* TASK BRIEF
Write out exactly the lines running from the one with "What data populates" to the end of the data, including both of those lines and excluding pictures.

------------------------------------

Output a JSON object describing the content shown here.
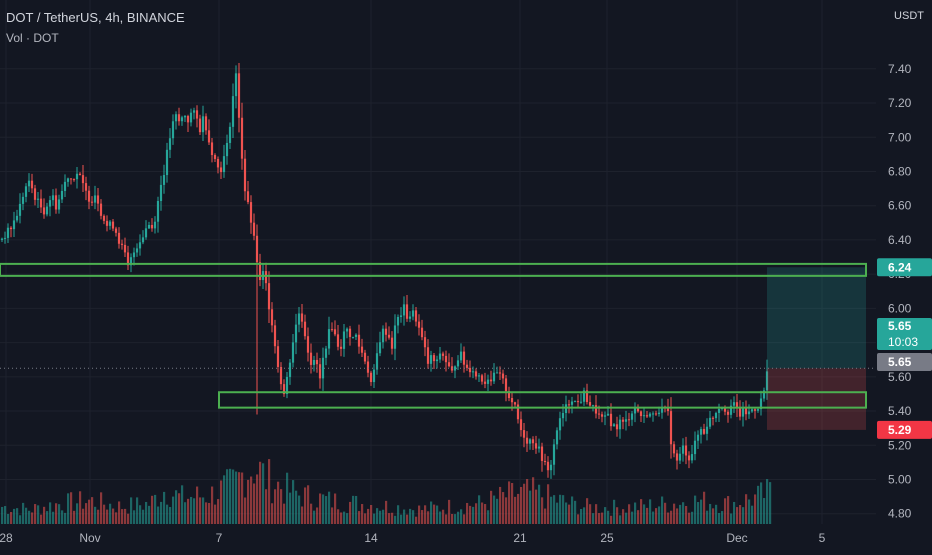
{
  "header": {
    "symbol": "DOT / TetherUS, 4h, BINANCE",
    "indicator": "Vol · DOT",
    "unit": "USDT"
  },
  "chart_data": {
    "type": "candlestick",
    "symbol": "DOT / TetherUS",
    "timeframe": "4h",
    "exchange": "BINANCE",
    "ylim": [
      4.74,
      7.58
    ],
    "y_ticks": [
      "7.40",
      "7.20",
      "7.00",
      "6.80",
      "6.60",
      "6.40",
      "6.20",
      "6.00",
      "5.80",
      "5.60",
      "5.40",
      "5.20",
      "5.00",
      "4.80"
    ],
    "x_ticks": [
      "28",
      "Nov",
      "7",
      "14",
      "21",
      "25",
      "Dec",
      "5"
    ],
    "close_path": [
      [
        0,
        6.4
      ],
      [
        5,
        6.43
      ],
      [
        10,
        6.46
      ],
      [
        15,
        6.52
      ],
      [
        20,
        6.6
      ],
      [
        24,
        6.68
      ],
      [
        28,
        6.74
      ],
      [
        32,
        6.7
      ],
      [
        36,
        6.64
      ],
      [
        40,
        6.6
      ],
      [
        44,
        6.57
      ],
      [
        48,
        6.62
      ],
      [
        52,
        6.66
      ],
      [
        56,
        6.6
      ],
      [
        60,
        6.65
      ],
      [
        64,
        6.72
      ],
      [
        68,
        6.78
      ],
      [
        72,
        6.75
      ],
      [
        76,
        6.8
      ],
      [
        80,
        6.76
      ],
      [
        84,
        6.7
      ],
      [
        88,
        6.65
      ],
      [
        92,
        6.64
      ],
      [
        96,
        6.68
      ],
      [
        100,
        6.58
      ],
      [
        104,
        6.52
      ],
      [
        108,
        6.47
      ],
      [
        112,
        6.5
      ],
      [
        116,
        6.45
      ],
      [
        120,
        6.38
      ],
      [
        124,
        6.33
      ],
      [
        128,
        6.24
      ],
      [
        132,
        6.3
      ],
      [
        136,
        6.36
      ],
      [
        140,
        6.4
      ],
      [
        144,
        6.44
      ],
      [
        148,
        6.5
      ],
      [
        152,
        6.47
      ],
      [
        156,
        6.55
      ],
      [
        160,
        6.7
      ],
      [
        164,
        6.8
      ],
      [
        168,
        6.94
      ],
      [
        172,
        7.06
      ],
      [
        176,
        7.12
      ],
      [
        180,
        7.08
      ],
      [
        184,
        7.14
      ],
      [
        188,
        7.1
      ],
      [
        192,
        7.15
      ],
      [
        196,
        7.12
      ],
      [
        200,
        7.05
      ],
      [
        204,
        7.13
      ],
      [
        208,
        7.0
      ],
      [
        212,
        6.92
      ],
      [
        216,
        6.85
      ],
      [
        220,
        6.8
      ],
      [
        224,
        6.88
      ],
      [
        228,
        6.97
      ],
      [
        232,
        7.2
      ],
      [
        236,
        7.36
      ],
      [
        240,
        7.05
      ],
      [
        244,
        6.72
      ],
      [
        248,
        6.6
      ],
      [
        252,
        6.48
      ],
      [
        256,
        6.32
      ],
      [
        260,
        6.15
      ],
      [
        264,
        6.22
      ],
      [
        268,
        6.05
      ],
      [
        272,
        5.92
      ],
      [
        276,
        5.74
      ],
      [
        280,
        5.6
      ],
      [
        284,
        5.5
      ],
      [
        288,
        5.62
      ],
      [
        292,
        5.78
      ],
      [
        296,
        5.9
      ],
      [
        300,
        6.0
      ],
      [
        304,
        5.88
      ],
      [
        308,
        5.76
      ],
      [
        312,
        5.66
      ],
      [
        316,
        5.7
      ],
      [
        320,
        5.58
      ],
      [
        324,
        5.74
      ],
      [
        328,
        5.84
      ],
      [
        332,
        5.9
      ],
      [
        336,
        5.82
      ],
      [
        340,
        5.76
      ],
      [
        344,
        5.85
      ],
      [
        348,
        5.88
      ],
      [
        352,
        5.82
      ],
      [
        356,
        5.84
      ],
      [
        360,
        5.76
      ],
      [
        364,
        5.72
      ],
      [
        368,
        5.64
      ],
      [
        372,
        5.54
      ],
      [
        376,
        5.7
      ],
      [
        380,
        5.82
      ],
      [
        384,
        5.88
      ],
      [
        388,
        5.85
      ],
      [
        392,
        5.78
      ],
      [
        396,
        5.92
      ],
      [
        400,
        5.96
      ],
      [
        404,
        6.0
      ],
      [
        408,
        5.94
      ],
      [
        412,
        5.98
      ],
      [
        416,
        5.94
      ],
      [
        420,
        5.86
      ],
      [
        424,
        5.78
      ],
      [
        428,
        5.68
      ],
      [
        432,
        5.72
      ],
      [
        436,
        5.66
      ],
      [
        440,
        5.74
      ],
      [
        444,
        5.72
      ],
      [
        448,
        5.66
      ],
      [
        452,
        5.62
      ],
      [
        456,
        5.7
      ],
      [
        460,
        5.74
      ],
      [
        464,
        5.68
      ],
      [
        468,
        5.64
      ],
      [
        472,
        5.66
      ],
      [
        476,
        5.6
      ],
      [
        480,
        5.62
      ],
      [
        484,
        5.56
      ],
      [
        488,
        5.6
      ],
      [
        492,
        5.58
      ],
      [
        496,
        5.62
      ],
      [
        500,
        5.6
      ],
      [
        504,
        5.56
      ],
      [
        508,
        5.5
      ],
      [
        512,
        5.46
      ],
      [
        516,
        5.4
      ],
      [
        520,
        5.3
      ],
      [
        524,
        5.26
      ],
      [
        528,
        5.22
      ],
      [
        532,
        5.24
      ],
      [
        536,
        5.2
      ],
      [
        540,
        5.16
      ],
      [
        544,
        5.1
      ],
      [
        548,
        5.04
      ],
      [
        552,
        5.12
      ],
      [
        556,
        5.28
      ],
      [
        560,
        5.34
      ],
      [
        564,
        5.4
      ],
      [
        568,
        5.44
      ],
      [
        572,
        5.48
      ],
      [
        576,
        5.44
      ],
      [
        580,
        5.46
      ],
      [
        584,
        5.5
      ],
      [
        588,
        5.46
      ],
      [
        592,
        5.42
      ],
      [
        596,
        5.4
      ],
      [
        600,
        5.36
      ],
      [
        604,
        5.34
      ],
      [
        608,
        5.38
      ],
      [
        612,
        5.32
      ],
      [
        616,
        5.3
      ],
      [
        620,
        5.34
      ],
      [
        624,
        5.32
      ],
      [
        628,
        5.36
      ],
      [
        632,
        5.4
      ],
      [
        636,
        5.42
      ],
      [
        640,
        5.38
      ],
      [
        644,
        5.36
      ],
      [
        648,
        5.4
      ],
      [
        652,
        5.36
      ],
      [
        656,
        5.4
      ],
      [
        660,
        5.42
      ],
      [
        664,
        5.4
      ],
      [
        668,
        5.38
      ],
      [
        672,
        5.18
      ],
      [
        676,
        5.1
      ],
      [
        680,
        5.14
      ],
      [
        684,
        5.2
      ],
      [
        688,
        5.12
      ],
      [
        692,
        5.16
      ],
      [
        696,
        5.22
      ],
      [
        700,
        5.3
      ],
      [
        704,
        5.28
      ],
      [
        708,
        5.34
      ],
      [
        712,
        5.36
      ],
      [
        716,
        5.4
      ],
      [
        720,
        5.44
      ],
      [
        724,
        5.42
      ],
      [
        728,
        5.4
      ],
      [
        732,
        5.44
      ],
      [
        736,
        5.42
      ],
      [
        740,
        5.38
      ],
      [
        744,
        5.4
      ],
      [
        748,
        5.38
      ],
      [
        752,
        5.41
      ],
      [
        756,
        5.42
      ],
      [
        760,
        5.44
      ],
      [
        764,
        5.52
      ],
      [
        768,
        5.65
      ]
    ],
    "volume_profile": [
      [
        0,
        0.3
      ],
      [
        30,
        0.25
      ],
      [
        60,
        0.35
      ],
      [
        90,
        0.4
      ],
      [
        120,
        0.3
      ],
      [
        150,
        0.35
      ],
      [
        165,
        0.6
      ],
      [
        180,
        0.45
      ],
      [
        210,
        0.5
      ],
      [
        235,
        0.7
      ],
      [
        245,
        0.9
      ],
      [
        255,
        1.0
      ],
      [
        265,
        0.8
      ],
      [
        285,
        0.6
      ],
      [
        300,
        0.5
      ],
      [
        330,
        0.4
      ],
      [
        360,
        0.35
      ],
      [
        390,
        0.3
      ],
      [
        420,
        0.25
      ],
      [
        450,
        0.3
      ],
      [
        480,
        0.35
      ],
      [
        510,
        0.5
      ],
      [
        530,
        0.55
      ],
      [
        550,
        0.45
      ],
      [
        580,
        0.3
      ],
      [
        610,
        0.28
      ],
      [
        640,
        0.3
      ],
      [
        670,
        0.35
      ],
      [
        700,
        0.4
      ],
      [
        730,
        0.35
      ],
      [
        755,
        0.45
      ],
      [
        770,
        0.55
      ]
    ],
    "zones": [
      {
        "name": "resistance",
        "low": 6.19,
        "high": 6.26,
        "x_from": 0,
        "x_to": 866,
        "color": "#4caf50"
      },
      {
        "name": "support",
        "low": 5.42,
        "high": 5.51,
        "x_from": 219,
        "x_to": 866,
        "color": "#4caf50"
      }
    ],
    "position": {
      "entry": 5.65,
      "target": 6.24,
      "stop": 5.29,
      "profit_color": "#26a69a",
      "loss_color": "#ef5350"
    },
    "price_labels": [
      {
        "text": "6.24",
        "price": 6.24,
        "bg": "#26a69a",
        "color": "#ffffff"
      },
      {
        "text": "5.65",
        "sub": "10:03",
        "price": 5.65,
        "bg": "#26a69a",
        "color": "#ffffff"
      },
      {
        "text": "5.65",
        "price": 5.65,
        "bg": "#787b86",
        "color": "#ffffff"
      },
      {
        "text": "5.29",
        "price": 5.29,
        "bg": "#f23645",
        "color": "#ffffff"
      }
    ],
    "colors": {
      "bg": "#131722",
      "up": "#26a69a",
      "down": "#ef5350",
      "grid": "#1e222d",
      "text": "#b2b5be"
    }
  }
}
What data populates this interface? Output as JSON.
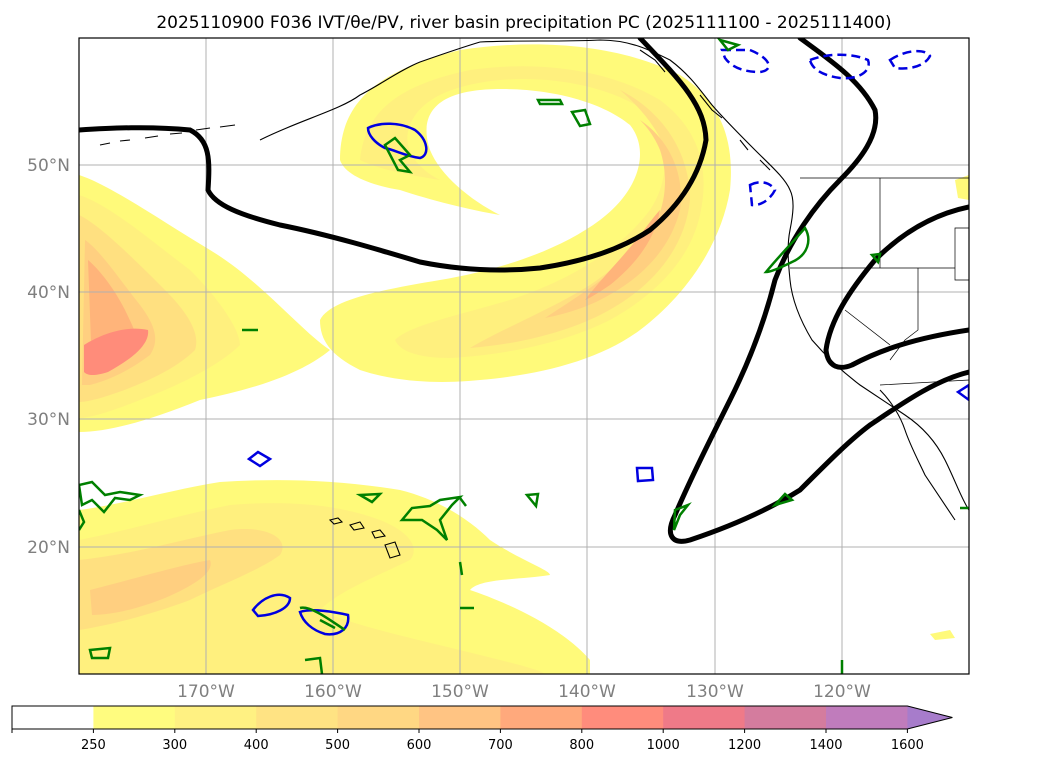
{
  "title": "2025110900 F036 IVT/θe/PV, river basin precipitation PC (2025111100 - 2025111400)",
  "map": {
    "lon_range": [
      180,
      110
    ],
    "lat_range": [
      10,
      60
    ],
    "lat_labels": [
      {
        "value": 50,
        "label": "50°N"
      },
      {
        "value": 40,
        "label": "40°N"
      },
      {
        "value": 30,
        "label": "30°N"
      },
      {
        "value": 20,
        "label": "20°N"
      }
    ],
    "lon_labels": [
      {
        "value": 170,
        "label": "170°W"
      },
      {
        "value": 160,
        "label": "160°W"
      },
      {
        "value": 150,
        "label": "150°W"
      },
      {
        "value": 140,
        "label": "140°W"
      },
      {
        "value": 130,
        "label": "130°W"
      },
      {
        "value": 120,
        "label": "120°W"
      }
    ],
    "ivt_fill_colors": [
      "#fffa7a",
      "#fff07e",
      "#ffe080",
      "#ffcf80",
      "#ffb47a",
      "#ffa07a",
      "#ff8c7a"
    ],
    "theta_e_color": "#000000",
    "pv_solid_color": "#0000e0",
    "pv_dashed_color": "#0000e0",
    "green_contour_color": "#008000"
  },
  "colorbar": {
    "labels": [
      "250",
      "300",
      "400",
      "500",
      "600",
      "700",
      "800",
      "1000",
      "1200",
      "1400",
      "1600"
    ],
    "colors": [
      "#ffffff",
      "#fffc7f",
      "#fff182",
      "#ffe383",
      "#ffd783",
      "#ffc483",
      "#ffa97c",
      "#ff8c7c",
      "#ef7a88",
      "#d47c9e",
      "#c07cbc",
      "#a77ccb"
    ]
  }
}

------------------------------------

* COMPLETE RESPONSE
What data populates this interface? Output as JSON.
{
  "title": "2025110900 F036 IVT/θe/PV, river basin precipitation PC (2025111100 - 2025111400)",
  "map": {
    "lon_range": [
      180,
      110
    ],
    "lat_range": [
      10,
      60
    ],
    "lat_labels": [
      {
        "value": 50,
        "label": "50°N"
      },
      {
        "value": 40,
        "label": "40°N"
      },
      {
        "value": 30,
        "label": "30°N"
      },
      {
        "value": 20,
        "label": "20°N"
      }
    ],
    "lon_labels": [
      {
        "value": 170,
        "label": "170°W"
      },
      {
        "value": 160,
        "label": "160°W"
      },
      {
        "value": 150,
        "label": "150°W"
      },
      {
        "value": 140,
        "label": "140°W"
      },
      {
        "value": 130,
        "label": "130°W"
      },
      {
        "value": 120,
        "label": "120°W"
      }
    ],
    "ivt_fill_colors": [
      "#fffa7a",
      "#fff07e",
      "#ffe080",
      "#ffcf80",
      "#ffb47a",
      "#ffa07a",
      "#ff8c7a"
    ],
    "theta_e_color": "#000000",
    "pv_solid_color": "#0000e0",
    "pv_dashed_color": "#0000e0",
    "green_contour_color": "#008000"
  },
  "colorbar": {
    "labels": [
      "250",
      "300",
      "400",
      "500",
      "600",
      "700",
      "800",
      "1000",
      "1200",
      "1400",
      "1600"
    ],
    "colors": [
      "#ffffff",
      "#fffc7f",
      "#fff182",
      "#ffe383",
      "#ffd783",
      "#ffc483",
      "#ffa97c",
      "#ff8c7c",
      "#ef7a88",
      "#d47c9e",
      "#c07cbc",
      "#a77ccb"
    ]
  }
}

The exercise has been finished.